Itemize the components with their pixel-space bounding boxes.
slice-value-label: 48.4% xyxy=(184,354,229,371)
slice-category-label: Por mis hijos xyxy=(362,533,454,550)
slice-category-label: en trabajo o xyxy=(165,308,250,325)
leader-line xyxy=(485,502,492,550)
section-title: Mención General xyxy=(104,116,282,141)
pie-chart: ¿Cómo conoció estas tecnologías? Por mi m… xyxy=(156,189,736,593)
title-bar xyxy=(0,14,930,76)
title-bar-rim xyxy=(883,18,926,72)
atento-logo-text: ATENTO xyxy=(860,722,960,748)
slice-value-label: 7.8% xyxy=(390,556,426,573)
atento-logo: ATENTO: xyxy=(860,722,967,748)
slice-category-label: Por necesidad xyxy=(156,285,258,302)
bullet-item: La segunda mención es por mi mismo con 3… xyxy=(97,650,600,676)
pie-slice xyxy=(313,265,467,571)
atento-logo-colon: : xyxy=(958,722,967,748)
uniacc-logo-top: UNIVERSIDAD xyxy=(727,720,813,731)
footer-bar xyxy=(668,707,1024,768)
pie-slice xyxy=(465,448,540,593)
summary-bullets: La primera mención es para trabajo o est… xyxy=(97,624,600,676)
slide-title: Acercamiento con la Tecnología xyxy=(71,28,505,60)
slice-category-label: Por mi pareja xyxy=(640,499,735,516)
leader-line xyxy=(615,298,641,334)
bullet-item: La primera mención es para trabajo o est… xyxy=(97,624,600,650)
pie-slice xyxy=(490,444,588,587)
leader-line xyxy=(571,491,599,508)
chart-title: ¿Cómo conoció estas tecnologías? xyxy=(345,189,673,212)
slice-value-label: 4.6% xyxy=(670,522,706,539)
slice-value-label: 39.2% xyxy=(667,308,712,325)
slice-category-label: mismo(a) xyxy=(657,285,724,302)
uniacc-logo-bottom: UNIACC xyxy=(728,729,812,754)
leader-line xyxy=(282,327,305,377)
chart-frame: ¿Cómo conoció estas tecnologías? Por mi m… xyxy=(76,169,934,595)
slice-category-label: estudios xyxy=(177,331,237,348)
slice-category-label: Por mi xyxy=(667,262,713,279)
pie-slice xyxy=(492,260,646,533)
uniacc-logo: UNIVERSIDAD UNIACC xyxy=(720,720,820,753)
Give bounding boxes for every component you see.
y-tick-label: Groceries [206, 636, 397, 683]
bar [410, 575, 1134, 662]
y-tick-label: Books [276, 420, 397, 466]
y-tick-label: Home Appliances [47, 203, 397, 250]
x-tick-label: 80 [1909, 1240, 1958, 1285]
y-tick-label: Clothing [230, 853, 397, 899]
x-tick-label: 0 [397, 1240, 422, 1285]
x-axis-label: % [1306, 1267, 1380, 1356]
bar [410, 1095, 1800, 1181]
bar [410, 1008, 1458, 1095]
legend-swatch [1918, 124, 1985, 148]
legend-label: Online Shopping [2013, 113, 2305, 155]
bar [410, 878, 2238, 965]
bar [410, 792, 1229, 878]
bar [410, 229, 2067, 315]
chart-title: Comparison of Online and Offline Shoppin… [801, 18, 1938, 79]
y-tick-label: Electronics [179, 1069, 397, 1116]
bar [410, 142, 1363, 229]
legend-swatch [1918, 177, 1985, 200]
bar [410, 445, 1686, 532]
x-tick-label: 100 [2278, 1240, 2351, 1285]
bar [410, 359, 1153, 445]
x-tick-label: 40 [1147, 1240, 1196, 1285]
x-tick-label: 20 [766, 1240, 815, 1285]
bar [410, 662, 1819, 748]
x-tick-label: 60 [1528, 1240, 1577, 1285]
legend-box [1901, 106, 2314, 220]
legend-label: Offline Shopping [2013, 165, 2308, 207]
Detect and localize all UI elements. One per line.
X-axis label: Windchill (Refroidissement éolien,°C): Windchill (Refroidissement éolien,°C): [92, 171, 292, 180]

*****

§ **Given exercise**
Reproduce all of the lines above verbatim, from the first to the last, preserving their order, spacing, and punctuation.

§ **Answer below**
Itemize the components with their pixel-space bounding boxes.
slice-value-label: 48.4% xyxy=(184,354,229,371)
slice-category-label: Por mis hijos xyxy=(362,533,454,550)
slice-category-label: en trabajo o xyxy=(165,308,250,325)
leader-line xyxy=(485,502,492,550)
section-title: Mención General xyxy=(104,116,282,141)
pie-chart: ¿Cómo conoció estas tecnologías? Por mi m… xyxy=(156,189,736,593)
title-bar xyxy=(0,14,930,76)
title-bar-rim xyxy=(883,18,926,72)
atento-logo-text: ATENTO xyxy=(860,722,960,748)
slice-value-label: 7.8% xyxy=(390,556,426,573)
atento-logo: ATENTO: xyxy=(860,722,967,748)
slice-category-label: Por necesidad xyxy=(156,285,258,302)
bullet-item: La segunda mención es por mi mismo con 3… xyxy=(97,650,600,676)
pie-slice xyxy=(313,265,467,571)
atento-logo-colon: : xyxy=(958,722,967,748)
uniacc-logo-top: UNIVERSIDAD xyxy=(727,720,813,731)
footer-bar xyxy=(668,707,1024,768)
pie-slice xyxy=(465,448,540,593)
summary-bullets: La primera mención es para trabajo o est… xyxy=(97,624,600,676)
slide-title: Acercamiento con la Tecnología xyxy=(71,28,505,60)
slice-category-label: Por mi pareja xyxy=(640,499,735,516)
leader-line xyxy=(615,298,641,334)
bullet-item: La primera mención es para trabajo o est… xyxy=(97,624,600,650)
pie-slice xyxy=(490,444,588,587)
leader-line xyxy=(571,491,599,508)
chart-title: ¿Cómo conoció estas tecnologías? xyxy=(345,189,673,212)
slice-value-label: 4.6% xyxy=(670,522,706,539)
slice-value-label: 39.2% xyxy=(667,308,712,325)
slice-category-label: mismo(a) xyxy=(657,285,724,302)
uniacc-logo-bottom: UNIACC xyxy=(728,729,812,754)
leader-line xyxy=(282,327,305,377)
chart-frame: ¿Cómo conoció estas tecnologías? Por mi m… xyxy=(76,169,934,595)
slice-category-label: estudios xyxy=(177,331,237,348)
slice-category-label: Por mi xyxy=(667,262,713,279)
pie-slice xyxy=(492,260,646,533)
uniacc-logo: UNIVERSIDAD UNIACC xyxy=(720,720,820,753)
Give bounding boxes for every component you see.
y-tick-label: Groceries [206, 636, 397, 683]
bar [410, 575, 1134, 662]
y-tick-label: Books [276, 420, 397, 466]
y-tick-label: Home Appliances [47, 203, 397, 250]
x-tick-label: 80 [1909, 1240, 1958, 1285]
y-tick-label: Clothing [230, 853, 397, 899]
x-tick-label: 0 [397, 1240, 422, 1285]
x-axis-label: % [1306, 1267, 1380, 1356]
bar [410, 1095, 1800, 1181]
bar [410, 1008, 1458, 1095]
legend-swatch [1918, 124, 1985, 148]
legend-label: Online Shopping [2013, 113, 2305, 155]
bar [410, 878, 2238, 965]
bar [410, 792, 1229, 878]
bar [410, 229, 2067, 315]
chart-title: Comparison of Online and Offline Shoppin… [801, 18, 1938, 79]
y-tick-label: Electronics [179, 1069, 397, 1116]
bar [410, 142, 1363, 229]
legend-swatch [1918, 177, 1985, 200]
bar [410, 445, 1686, 532]
x-tick-label: 100 [2278, 1240, 2351, 1285]
bar [410, 359, 1153, 445]
x-tick-label: 40 [1147, 1240, 1196, 1285]
x-tick-label: 20 [766, 1240, 815, 1285]
bar [410, 662, 1819, 748]
x-tick-label: 60 [1528, 1240, 1577, 1285]
legend-box [1901, 106, 2314, 220]
legend-label: Offline Shopping [2013, 165, 2308, 207]
Detect and localize all UI elements. One per line.
X-axis label: Windchill (Refroidissement éolien,°C): Windchill (Refroidissement éolien,°C): [92, 171, 292, 180]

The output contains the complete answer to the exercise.